[Stated problem] Wherever a line below holds the word "updated", copy that line.

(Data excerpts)

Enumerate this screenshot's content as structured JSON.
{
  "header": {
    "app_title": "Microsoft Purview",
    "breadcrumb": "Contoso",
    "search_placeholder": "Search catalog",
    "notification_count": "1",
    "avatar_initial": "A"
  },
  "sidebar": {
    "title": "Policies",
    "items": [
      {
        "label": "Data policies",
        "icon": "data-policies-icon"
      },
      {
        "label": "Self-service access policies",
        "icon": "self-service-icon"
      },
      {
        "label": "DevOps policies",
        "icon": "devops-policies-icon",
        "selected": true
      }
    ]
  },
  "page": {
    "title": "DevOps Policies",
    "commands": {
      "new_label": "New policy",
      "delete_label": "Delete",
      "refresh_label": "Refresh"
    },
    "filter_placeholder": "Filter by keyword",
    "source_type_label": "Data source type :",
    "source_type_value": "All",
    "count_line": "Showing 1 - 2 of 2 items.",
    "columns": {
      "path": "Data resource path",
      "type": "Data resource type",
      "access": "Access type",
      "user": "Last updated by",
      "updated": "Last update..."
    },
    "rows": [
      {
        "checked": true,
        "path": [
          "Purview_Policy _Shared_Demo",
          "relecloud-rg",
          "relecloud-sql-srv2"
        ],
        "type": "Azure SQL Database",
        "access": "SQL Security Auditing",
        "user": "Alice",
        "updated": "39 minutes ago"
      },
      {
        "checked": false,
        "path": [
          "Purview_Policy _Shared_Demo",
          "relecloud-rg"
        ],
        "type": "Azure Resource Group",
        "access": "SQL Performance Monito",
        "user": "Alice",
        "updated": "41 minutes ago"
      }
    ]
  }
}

[The result]
      "user": "Last updated by",
      "updated": "Last update..."
        "updated": "39 minutes ago"
        "updated": "41 minutes ago"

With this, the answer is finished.